*Source records*:
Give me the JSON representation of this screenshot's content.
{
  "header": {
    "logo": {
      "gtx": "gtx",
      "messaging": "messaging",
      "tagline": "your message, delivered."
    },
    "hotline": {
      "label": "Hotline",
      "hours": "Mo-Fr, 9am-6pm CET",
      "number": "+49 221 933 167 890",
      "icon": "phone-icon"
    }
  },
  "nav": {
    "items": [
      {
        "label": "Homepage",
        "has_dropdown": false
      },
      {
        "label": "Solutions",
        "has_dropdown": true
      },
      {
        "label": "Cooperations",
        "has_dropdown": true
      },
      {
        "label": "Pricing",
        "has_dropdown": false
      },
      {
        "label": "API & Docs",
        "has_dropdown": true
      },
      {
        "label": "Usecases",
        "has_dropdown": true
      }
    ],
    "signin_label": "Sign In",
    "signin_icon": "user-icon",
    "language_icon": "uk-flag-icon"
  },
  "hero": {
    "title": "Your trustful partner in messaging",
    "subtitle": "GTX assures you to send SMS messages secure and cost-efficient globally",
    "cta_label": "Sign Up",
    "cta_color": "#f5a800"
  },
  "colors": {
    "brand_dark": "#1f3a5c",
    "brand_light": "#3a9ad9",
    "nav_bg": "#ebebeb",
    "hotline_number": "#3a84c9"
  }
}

*What the task requires*:
Which lines include the word "messaging"? Copy every one of them.

*The output*:
      "messaging": "messaging",
    "title": "Your trustful partner in messaging",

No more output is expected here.